_What to do_
Return a copy of every line in the records that includes the word "JSON".

_Material provided_
□ □ □ □ □

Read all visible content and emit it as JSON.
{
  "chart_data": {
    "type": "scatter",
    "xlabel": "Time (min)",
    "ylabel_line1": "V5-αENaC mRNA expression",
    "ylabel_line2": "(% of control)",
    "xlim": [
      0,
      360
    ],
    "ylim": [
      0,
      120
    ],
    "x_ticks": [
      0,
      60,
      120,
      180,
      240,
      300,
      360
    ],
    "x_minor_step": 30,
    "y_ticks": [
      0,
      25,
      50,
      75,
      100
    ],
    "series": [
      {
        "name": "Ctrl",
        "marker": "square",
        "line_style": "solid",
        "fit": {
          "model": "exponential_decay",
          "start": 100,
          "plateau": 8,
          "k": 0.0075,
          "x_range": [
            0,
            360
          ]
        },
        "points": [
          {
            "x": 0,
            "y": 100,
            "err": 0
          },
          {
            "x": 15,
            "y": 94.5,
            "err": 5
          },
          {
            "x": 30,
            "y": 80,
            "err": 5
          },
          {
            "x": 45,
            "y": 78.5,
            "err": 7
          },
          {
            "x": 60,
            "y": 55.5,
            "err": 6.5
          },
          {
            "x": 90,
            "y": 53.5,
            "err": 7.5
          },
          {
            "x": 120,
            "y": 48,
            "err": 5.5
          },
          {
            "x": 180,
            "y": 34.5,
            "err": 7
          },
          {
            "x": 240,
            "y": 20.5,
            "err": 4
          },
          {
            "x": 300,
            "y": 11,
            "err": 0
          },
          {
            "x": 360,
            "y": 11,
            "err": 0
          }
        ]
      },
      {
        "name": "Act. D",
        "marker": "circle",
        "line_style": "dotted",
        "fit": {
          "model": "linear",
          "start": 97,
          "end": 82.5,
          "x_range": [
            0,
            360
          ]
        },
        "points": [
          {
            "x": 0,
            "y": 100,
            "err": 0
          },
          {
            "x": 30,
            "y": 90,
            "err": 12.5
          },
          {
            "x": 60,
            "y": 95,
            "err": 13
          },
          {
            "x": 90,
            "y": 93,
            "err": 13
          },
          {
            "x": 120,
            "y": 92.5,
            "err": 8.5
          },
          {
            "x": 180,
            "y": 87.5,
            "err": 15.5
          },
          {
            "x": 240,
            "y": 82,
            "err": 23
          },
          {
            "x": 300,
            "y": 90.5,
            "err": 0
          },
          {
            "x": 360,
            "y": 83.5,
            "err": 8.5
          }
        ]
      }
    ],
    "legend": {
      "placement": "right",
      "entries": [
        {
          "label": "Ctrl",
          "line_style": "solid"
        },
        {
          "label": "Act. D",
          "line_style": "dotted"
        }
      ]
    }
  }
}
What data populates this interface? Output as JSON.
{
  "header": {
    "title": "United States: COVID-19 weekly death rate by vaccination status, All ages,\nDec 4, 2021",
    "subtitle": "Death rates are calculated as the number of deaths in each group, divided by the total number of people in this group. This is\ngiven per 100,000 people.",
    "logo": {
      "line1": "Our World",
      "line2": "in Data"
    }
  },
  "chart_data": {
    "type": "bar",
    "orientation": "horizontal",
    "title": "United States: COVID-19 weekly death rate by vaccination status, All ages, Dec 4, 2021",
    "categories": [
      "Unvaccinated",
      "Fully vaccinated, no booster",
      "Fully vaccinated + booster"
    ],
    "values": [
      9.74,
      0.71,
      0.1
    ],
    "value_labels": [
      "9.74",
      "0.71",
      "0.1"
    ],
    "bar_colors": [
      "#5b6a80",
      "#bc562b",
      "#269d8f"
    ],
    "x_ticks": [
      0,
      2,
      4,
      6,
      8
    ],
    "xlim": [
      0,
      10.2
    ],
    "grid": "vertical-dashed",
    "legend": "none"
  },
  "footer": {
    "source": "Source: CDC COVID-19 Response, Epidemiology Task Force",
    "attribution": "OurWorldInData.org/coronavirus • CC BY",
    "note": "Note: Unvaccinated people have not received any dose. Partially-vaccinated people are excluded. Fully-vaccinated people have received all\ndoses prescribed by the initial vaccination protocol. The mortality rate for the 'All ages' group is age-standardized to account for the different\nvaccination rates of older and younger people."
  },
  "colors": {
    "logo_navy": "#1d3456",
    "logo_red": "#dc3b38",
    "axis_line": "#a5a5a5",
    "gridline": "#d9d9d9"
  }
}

□ □ □ □ □

_Written response_
Read all visible content and emit it as JSON.
What data populates this interface? Output as JSON.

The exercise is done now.